Exercise prompt: Update the lines of the listing, starting at its first line and ending at the line that contains "- ink-speck: [741, 454, 749, 464]", by replacing "signature-name" with "signatory-name" and leaving everything else unchanged.

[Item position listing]
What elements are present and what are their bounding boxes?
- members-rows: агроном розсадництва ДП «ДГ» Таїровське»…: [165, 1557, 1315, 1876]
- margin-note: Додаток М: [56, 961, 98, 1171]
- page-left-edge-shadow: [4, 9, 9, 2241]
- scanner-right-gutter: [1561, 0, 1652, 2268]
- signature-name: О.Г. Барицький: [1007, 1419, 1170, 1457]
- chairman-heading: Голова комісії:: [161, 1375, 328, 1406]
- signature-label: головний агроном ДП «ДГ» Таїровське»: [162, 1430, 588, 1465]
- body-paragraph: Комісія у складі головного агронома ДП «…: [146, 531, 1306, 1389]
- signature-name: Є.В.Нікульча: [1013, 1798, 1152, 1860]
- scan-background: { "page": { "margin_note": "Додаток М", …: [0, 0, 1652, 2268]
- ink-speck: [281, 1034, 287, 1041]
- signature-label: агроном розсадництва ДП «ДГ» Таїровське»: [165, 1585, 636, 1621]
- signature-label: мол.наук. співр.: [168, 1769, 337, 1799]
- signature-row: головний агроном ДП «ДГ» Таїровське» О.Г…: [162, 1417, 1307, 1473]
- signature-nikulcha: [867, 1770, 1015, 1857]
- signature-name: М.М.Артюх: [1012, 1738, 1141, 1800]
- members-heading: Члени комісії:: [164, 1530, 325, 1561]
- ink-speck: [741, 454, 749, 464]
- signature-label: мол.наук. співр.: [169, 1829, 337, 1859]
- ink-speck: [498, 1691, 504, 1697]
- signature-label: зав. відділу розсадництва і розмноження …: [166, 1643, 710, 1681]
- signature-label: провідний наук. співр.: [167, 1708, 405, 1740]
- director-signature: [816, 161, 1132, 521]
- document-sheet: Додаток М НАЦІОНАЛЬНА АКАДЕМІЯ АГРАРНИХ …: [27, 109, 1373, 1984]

Exercise solution:
What elements are present and what are their bounding boxes?
- members-rows: агроном розсадництва ДП «ДГ» Таїровське»…: [165, 1557, 1315, 1876]
- margin-note: Додаток М: [56, 961, 98, 1171]
- page-left-edge-shadow: [4, 9, 9, 2241]
- scanner-right-gutter: [1561, 0, 1652, 2268]
- signatory-name: О.Г. Барицький: [1007, 1419, 1170, 1457]
- chairman-heading: Голова комісії:: [161, 1375, 328, 1406]
- signature-label: головний агроном ДП «ДГ» Таїровське»: [162, 1430, 588, 1465]
- body-paragraph: Комісія у складі головного агронома ДП «…: [146, 531, 1306, 1389]
- signatory-name: Є.В.Нікульча: [1013, 1798, 1152, 1860]
- scan-background: { "page": { "margin_note": "Додаток М", …: [0, 0, 1652, 2268]
- ink-speck: [281, 1034, 287, 1041]
- signature-label: агроном розсадництва ДП «ДГ» Таїровське»: [165, 1585, 636, 1621]
- signature-label: мол.наук. співр.: [168, 1769, 337, 1799]
- signature-row: головний агроном ДП «ДГ» Таїровське» О.Г…: [162, 1417, 1307, 1473]
- signature-nikulcha: [867, 1770, 1015, 1857]
- signatory-name: М.М.Артюх: [1012, 1738, 1141, 1800]
- members-heading: Члени комісії:: [164, 1530, 325, 1561]
- ink-speck: [741, 454, 749, 464]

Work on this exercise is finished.